→ To do: Would you return all of this data exactly, leaving nothing out?
++++ The input
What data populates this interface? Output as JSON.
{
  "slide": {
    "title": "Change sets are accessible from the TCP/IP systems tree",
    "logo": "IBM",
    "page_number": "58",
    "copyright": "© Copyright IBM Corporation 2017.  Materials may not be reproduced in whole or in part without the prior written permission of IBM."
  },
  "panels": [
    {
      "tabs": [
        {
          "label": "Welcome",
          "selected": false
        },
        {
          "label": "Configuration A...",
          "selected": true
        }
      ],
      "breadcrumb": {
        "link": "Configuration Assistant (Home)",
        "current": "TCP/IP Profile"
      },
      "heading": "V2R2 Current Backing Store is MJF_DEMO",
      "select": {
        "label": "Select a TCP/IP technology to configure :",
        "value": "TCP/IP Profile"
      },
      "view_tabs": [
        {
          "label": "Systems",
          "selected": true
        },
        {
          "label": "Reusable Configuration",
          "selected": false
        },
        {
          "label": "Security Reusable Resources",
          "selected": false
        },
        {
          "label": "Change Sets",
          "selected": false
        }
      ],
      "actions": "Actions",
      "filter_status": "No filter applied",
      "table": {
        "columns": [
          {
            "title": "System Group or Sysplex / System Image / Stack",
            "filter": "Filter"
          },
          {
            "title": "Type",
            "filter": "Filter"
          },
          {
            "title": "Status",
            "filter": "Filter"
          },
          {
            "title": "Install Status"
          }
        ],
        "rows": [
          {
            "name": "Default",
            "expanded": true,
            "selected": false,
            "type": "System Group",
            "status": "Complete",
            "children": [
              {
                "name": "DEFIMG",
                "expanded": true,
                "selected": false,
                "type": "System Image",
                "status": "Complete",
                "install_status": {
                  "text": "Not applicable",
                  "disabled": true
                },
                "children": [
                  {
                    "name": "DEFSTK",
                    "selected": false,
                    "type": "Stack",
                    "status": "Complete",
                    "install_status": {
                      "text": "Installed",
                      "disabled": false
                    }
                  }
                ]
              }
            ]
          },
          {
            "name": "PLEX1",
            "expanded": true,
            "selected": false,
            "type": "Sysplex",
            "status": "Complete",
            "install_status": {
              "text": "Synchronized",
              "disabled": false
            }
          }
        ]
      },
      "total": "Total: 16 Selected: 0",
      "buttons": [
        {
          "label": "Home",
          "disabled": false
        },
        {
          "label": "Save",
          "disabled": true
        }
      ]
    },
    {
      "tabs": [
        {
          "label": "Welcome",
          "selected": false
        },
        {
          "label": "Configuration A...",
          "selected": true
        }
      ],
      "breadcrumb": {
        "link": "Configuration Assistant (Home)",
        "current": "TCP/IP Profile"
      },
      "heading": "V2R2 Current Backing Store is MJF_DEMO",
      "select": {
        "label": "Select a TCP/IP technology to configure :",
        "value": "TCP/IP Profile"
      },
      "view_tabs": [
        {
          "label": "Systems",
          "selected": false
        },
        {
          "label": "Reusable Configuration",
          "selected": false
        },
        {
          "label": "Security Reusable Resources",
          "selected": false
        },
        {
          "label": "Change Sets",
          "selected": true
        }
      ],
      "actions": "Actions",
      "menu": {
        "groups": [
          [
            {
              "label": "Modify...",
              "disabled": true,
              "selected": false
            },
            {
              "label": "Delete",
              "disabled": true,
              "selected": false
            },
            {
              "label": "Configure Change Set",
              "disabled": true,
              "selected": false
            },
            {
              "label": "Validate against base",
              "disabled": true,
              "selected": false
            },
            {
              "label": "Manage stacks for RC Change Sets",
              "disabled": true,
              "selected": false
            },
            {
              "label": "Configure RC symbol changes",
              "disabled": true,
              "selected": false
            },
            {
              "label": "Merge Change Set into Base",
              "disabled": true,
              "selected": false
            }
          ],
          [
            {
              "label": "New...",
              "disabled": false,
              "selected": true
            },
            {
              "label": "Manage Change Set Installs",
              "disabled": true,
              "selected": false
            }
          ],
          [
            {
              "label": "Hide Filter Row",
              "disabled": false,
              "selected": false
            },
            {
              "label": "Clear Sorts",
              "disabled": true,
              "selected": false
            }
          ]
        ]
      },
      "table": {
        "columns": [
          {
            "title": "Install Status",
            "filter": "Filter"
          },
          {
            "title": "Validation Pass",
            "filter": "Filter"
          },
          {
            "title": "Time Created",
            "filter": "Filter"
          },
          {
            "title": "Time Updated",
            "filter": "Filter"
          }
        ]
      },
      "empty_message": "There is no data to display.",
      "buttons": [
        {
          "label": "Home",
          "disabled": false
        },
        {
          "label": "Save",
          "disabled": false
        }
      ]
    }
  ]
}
++++++++
→ Task answer:
What data populates this interface? Output as JSON.
{
  "slide": {
    "title": "Change sets are accessible from the TCP/IP systems tree",
    "logo": "IBM",
    "page_number": "58",
    "copyright": "© Copyright IBM Corporation 2017.  Materials may not be reproduced in whole or in part without the prior written permission of IBM."
  },
  "panels": [
    {
      "tabs": [
        {
          "label": "Welcome",
          "selected": false
        },
        {
          "label": "Configuration A...",
          "selected": true
        }
      ],
      "breadcrumb": {
        "link": "Configuration Assistant (Home)",
        "current": "TCP/IP Profile"
      },
      "heading": "V2R2 Current Backing Store is MJF_DEMO",
      "select": {
        "label": "Select a TCP/IP technology to configure :",
        "value": "TCP/IP Profile"
      },
      "view_tabs": [
        {
          "label": "Systems",
          "selected": true
        },
        {
          "label": "Reusable Configuration",
          "selected": false
        },
        {
          "label": "Security Reusable Resources",
          "selected": false
        },
        {
          "label": "Change Sets",
          "selected": false
        }
      ],
      "actions": "Actions",
      "filter_status": "No filter applied",
      "table": {
        "columns": [
          {
            "title": "System Group or Sysplex / System Image / Stack",
            "filter": "Filter"
          },
          {
            "title": "Type",
            "filter": "Filter"
          },
          {
            "title": "Status",
            "filter": "Filter"
          },
          {
            "title": "Install Status"
          }
        ],
        "rows": [
          {
            "name": "Default",
            "expanded": true,
            "selected": false,
            "type": "System Group",
            "status": "Complete",
            "children": [
              {
                "name": "DEFIMG",
                "expanded": true,
                "selected": false,
                "type": "System Image",
                "status": "Complete",
                "install_status": {
                  "text": "Not applicable",
                  "disabled": true
                },
                "children": [
                  {
                    "name": "DEFSTK",
                    "selected": false,
                    "type": "Stack",
                    "status": "Complete",
                    "install_status": {
                      "text": "Installed",
                      "disabled": false
                    }
                  }
                ]
              }
            ]
          },
          {
            "name": "PLEX1",
            "expanded": true,
            "selected": false,
            "type": "Sysplex",
            "status": "Complete",
            "install_status": {
              "text": "Synchronized",
              "disabled": false
            }
          }
        ]
      },
      "total": "Total: 16 Selected: 0",
      "buttons": [
        {
          "label": "Home",
          "disabled": false
        },
        {
          "label": "Save",
          "disabled": true
        }
      ]
    },
    {
      "tabs": [
        {
          "label": "Welcome",
          "selected": false
        },
        {
          "label": "Configuration A...",
          "selected": true
        }
      ],
      "breadcrumb": {
        "link": "Configuration Assistant (Home)",
        "current": "TCP/IP Profile"
      },
      "heading": "V2R2 Current Backing Store is MJF_DEMO",
      "select": {
        "label": "Select a TCP/IP technology to configure :",
        "value": "TCP/IP Profile"
      },
      "view_tabs": [
        {
          "label": "Systems",
          "selected": false
        },
        {
          "label": "Reusable Configuration",
          "selected": false
        },
        {
          "label": "Security Reusable Resources",
          "selected": false
        },
        {
          "label": "Change Sets",
          "selected": true
        }
      ],
      "actions": "Actions",
      "menu": {
        "groups": [
          [
            {
              "label": "Modify...",
              "disabled": true,
              "selected": false
            },
            {
              "label": "Delete",
              "disabled": true,
              "selected": false
            },
            {
              "label": "Configure Change Set",
              "disabled": true,
              "selected": false
            },
            {
              "label": "Validate against base",
              "disabled": true,
              "selected": false
            },
            {
              "label": "Manage stacks for RC Change Sets",
              "disabled": true,
              "selected": false
            },
            {
              "label": "Configure RC symbol changes",
              "disabled": true,
              "selected": false
            },
            {
              "label": "Merge Change Set into Base",
              "disabled": true,
              "selected": false
            }
          ],
          [
            {
              "label": "New...",
              "disabled": false,
              "selected": true
            },
            {
              "label": "Manage Change Set Installs",
              "disabled": true,
              "selected": false
            }
          ],
          [
            {
              "label": "Hide Filter Row",
              "disabled": false,
              "selected": false
            },
            {
              "label": "Clear Sorts",
              "disabled": true,
              "selected": false
            }
          ]
        ]
      },
      "table": {
        "columns": [
          {
            "title": "Install Status",
            "filter": "Filter"
          },
          {
            "title": "Validation Pass",
            "filter": "Filter"
          },
          {
            "title": "Time Created",
            "filter": "Filter"
          },
          {
            "title": "Time Updated",
            "filter": "Filter"
          }
        ]
      },
      "empty_message": "There is no data to display.",
      "buttons": [
        {
          "label": "Home",
          "disabled": false
        },
        {
          "label": "Save",
          "disabled": false
        }
      ]
    }
  ]
}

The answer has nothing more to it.